Aim:
Quote the records in full and leave their pictures out.

Available records:
-*-*-

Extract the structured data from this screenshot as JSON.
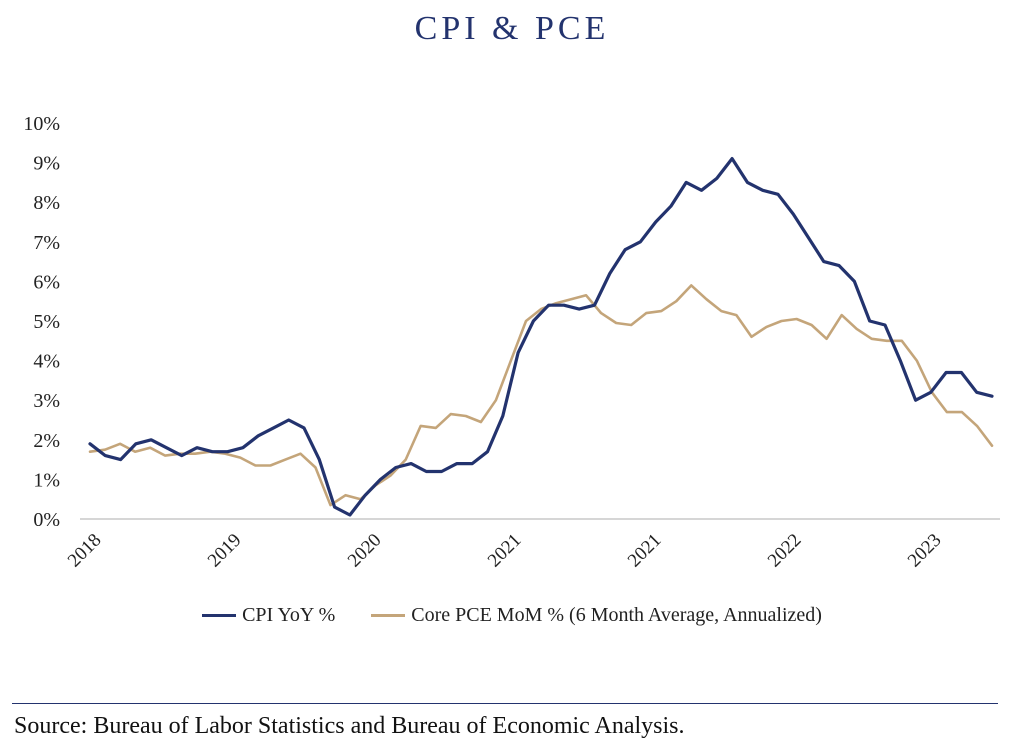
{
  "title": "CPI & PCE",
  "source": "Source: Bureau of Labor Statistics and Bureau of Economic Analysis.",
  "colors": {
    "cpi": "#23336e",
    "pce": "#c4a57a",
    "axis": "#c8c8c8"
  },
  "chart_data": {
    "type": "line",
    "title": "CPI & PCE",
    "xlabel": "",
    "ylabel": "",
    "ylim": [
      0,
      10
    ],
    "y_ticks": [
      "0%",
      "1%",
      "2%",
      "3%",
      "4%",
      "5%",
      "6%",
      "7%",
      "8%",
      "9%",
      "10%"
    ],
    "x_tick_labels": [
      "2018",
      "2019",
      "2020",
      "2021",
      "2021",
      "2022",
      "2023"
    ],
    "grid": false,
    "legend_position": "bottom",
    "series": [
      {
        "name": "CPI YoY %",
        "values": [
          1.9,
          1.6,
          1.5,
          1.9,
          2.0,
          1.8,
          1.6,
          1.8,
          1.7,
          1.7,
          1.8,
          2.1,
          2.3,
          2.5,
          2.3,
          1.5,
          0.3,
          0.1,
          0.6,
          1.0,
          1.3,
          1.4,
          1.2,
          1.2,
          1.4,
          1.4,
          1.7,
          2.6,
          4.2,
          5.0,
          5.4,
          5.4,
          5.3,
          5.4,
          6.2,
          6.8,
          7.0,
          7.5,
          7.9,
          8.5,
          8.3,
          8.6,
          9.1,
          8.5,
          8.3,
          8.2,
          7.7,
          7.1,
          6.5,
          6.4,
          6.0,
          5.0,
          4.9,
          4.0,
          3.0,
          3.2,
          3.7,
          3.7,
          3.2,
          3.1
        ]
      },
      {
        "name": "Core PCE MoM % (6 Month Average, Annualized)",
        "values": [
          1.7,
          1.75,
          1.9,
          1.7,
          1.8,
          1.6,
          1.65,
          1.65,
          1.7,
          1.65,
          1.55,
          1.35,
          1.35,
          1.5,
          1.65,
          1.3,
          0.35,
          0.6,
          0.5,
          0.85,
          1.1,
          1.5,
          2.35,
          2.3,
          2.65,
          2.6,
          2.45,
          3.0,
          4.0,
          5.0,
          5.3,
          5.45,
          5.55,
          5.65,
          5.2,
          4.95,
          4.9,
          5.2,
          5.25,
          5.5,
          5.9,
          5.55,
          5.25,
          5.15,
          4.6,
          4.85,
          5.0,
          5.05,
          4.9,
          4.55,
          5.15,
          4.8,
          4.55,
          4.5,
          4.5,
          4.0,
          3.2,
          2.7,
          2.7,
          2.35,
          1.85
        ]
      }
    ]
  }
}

-*-*-

Written response:
Extract the structured data from this screenshot as JSON.
{
  "title": "CPI & PCE",
  "source": "Source: Bureau of Labor Statistics and Bureau of Economic Analysis.",
  "colors": {
    "cpi": "#23336e",
    "pce": "#c4a57a",
    "axis": "#c8c8c8"
  },
  "chart_data": {
    "type": "line",
    "title": "CPI & PCE",
    "xlabel": "",
    "ylabel": "",
    "ylim": [
      0,
      10
    ],
    "y_ticks": [
      "0%",
      "1%",
      "2%",
      "3%",
      "4%",
      "5%",
      "6%",
      "7%",
      "8%",
      "9%",
      "10%"
    ],
    "x_tick_labels": [
      "2018",
      "2019",
      "2020",
      "2021",
      "2021",
      "2022",
      "2023"
    ],
    "grid": false,
    "legend_position": "bottom",
    "series": [
      {
        "name": "CPI YoY %",
        "values": [
          1.9,
          1.6,
          1.5,
          1.9,
          2.0,
          1.8,
          1.6,
          1.8,
          1.7,
          1.7,
          1.8,
          2.1,
          2.3,
          2.5,
          2.3,
          1.5,
          0.3,
          0.1,
          0.6,
          1.0,
          1.3,
          1.4,
          1.2,
          1.2,
          1.4,
          1.4,
          1.7,
          2.6,
          4.2,
          5.0,
          5.4,
          5.4,
          5.3,
          5.4,
          6.2,
          6.8,
          7.0,
          7.5,
          7.9,
          8.5,
          8.3,
          8.6,
          9.1,
          8.5,
          8.3,
          8.2,
          7.7,
          7.1,
          6.5,
          6.4,
          6.0,
          5.0,
          4.9,
          4.0,
          3.0,
          3.2,
          3.7,
          3.7,
          3.2,
          3.1
        ]
      },
      {
        "name": "Core PCE MoM % (6 Month Average, Annualized)",
        "values": [
          1.7,
          1.75,
          1.9,
          1.7,
          1.8,
          1.6,
          1.65,
          1.65,
          1.7,
          1.65,
          1.55,
          1.35,
          1.35,
          1.5,
          1.65,
          1.3,
          0.35,
          0.6,
          0.5,
          0.85,
          1.1,
          1.5,
          2.35,
          2.3,
          2.65,
          2.6,
          2.45,
          3.0,
          4.0,
          5.0,
          5.3,
          5.45,
          5.55,
          5.65,
          5.2,
          4.95,
          4.9,
          5.2,
          5.25,
          5.5,
          5.9,
          5.55,
          5.25,
          5.15,
          4.6,
          4.85,
          5.0,
          5.05,
          4.9,
          4.55,
          5.15,
          4.8,
          4.55,
          4.5,
          4.5,
          4.0,
          3.2,
          2.7,
          2.7,
          2.35,
          1.85
        ]
      }
    ]
  }
}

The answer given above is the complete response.